**Short task**
Show every line where "JSON" occurs.

A block of data
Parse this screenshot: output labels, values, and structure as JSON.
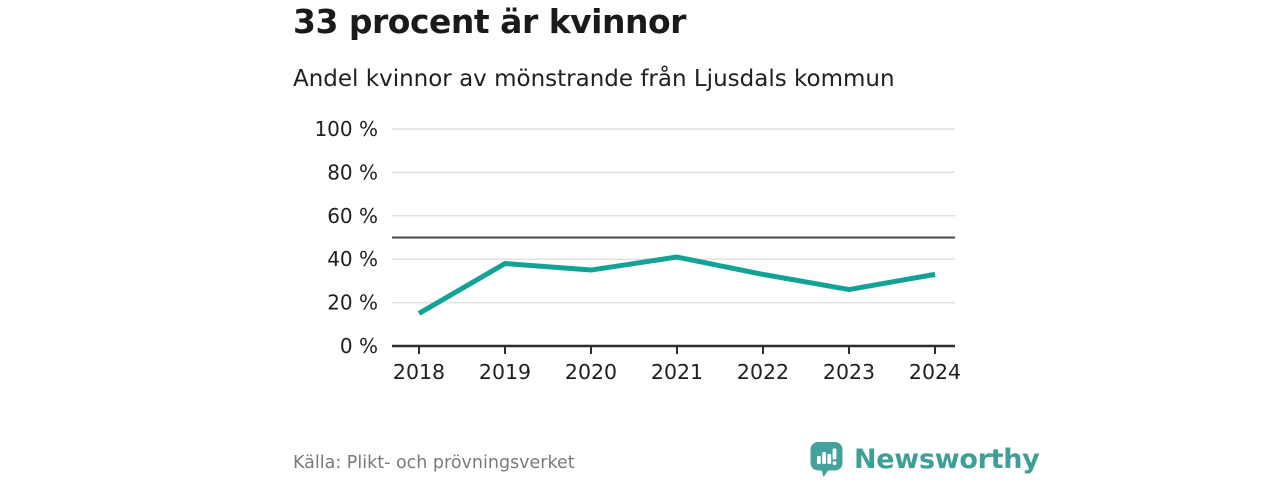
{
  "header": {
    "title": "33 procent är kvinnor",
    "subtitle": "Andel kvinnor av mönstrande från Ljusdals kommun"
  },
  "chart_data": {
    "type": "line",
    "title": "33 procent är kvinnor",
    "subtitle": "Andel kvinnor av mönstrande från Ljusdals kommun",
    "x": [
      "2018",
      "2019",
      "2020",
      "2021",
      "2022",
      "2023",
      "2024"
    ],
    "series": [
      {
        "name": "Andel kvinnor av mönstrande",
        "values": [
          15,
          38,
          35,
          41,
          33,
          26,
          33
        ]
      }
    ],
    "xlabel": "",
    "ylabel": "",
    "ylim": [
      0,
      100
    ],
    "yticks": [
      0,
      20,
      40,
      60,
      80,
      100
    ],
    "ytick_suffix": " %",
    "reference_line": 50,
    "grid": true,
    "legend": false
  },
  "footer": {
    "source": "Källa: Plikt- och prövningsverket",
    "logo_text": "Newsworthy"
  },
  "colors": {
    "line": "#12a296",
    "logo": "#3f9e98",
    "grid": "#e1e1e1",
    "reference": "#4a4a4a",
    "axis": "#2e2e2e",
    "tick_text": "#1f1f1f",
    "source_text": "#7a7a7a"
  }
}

---

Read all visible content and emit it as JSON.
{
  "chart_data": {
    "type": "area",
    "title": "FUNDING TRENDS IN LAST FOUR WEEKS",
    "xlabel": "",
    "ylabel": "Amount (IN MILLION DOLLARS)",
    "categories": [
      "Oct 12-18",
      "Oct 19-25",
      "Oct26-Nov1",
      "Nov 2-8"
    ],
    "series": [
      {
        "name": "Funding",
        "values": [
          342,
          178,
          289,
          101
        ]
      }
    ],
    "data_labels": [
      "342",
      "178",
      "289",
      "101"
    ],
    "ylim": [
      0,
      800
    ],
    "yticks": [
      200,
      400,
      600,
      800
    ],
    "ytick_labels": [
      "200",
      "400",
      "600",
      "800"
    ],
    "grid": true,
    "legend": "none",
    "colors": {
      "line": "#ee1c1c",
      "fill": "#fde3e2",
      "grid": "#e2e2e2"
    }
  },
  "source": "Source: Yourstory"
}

**Result for this task**
Parse this screenshot: output labels, values, and structure as JSON.
Read all visible content and emit it as JSON.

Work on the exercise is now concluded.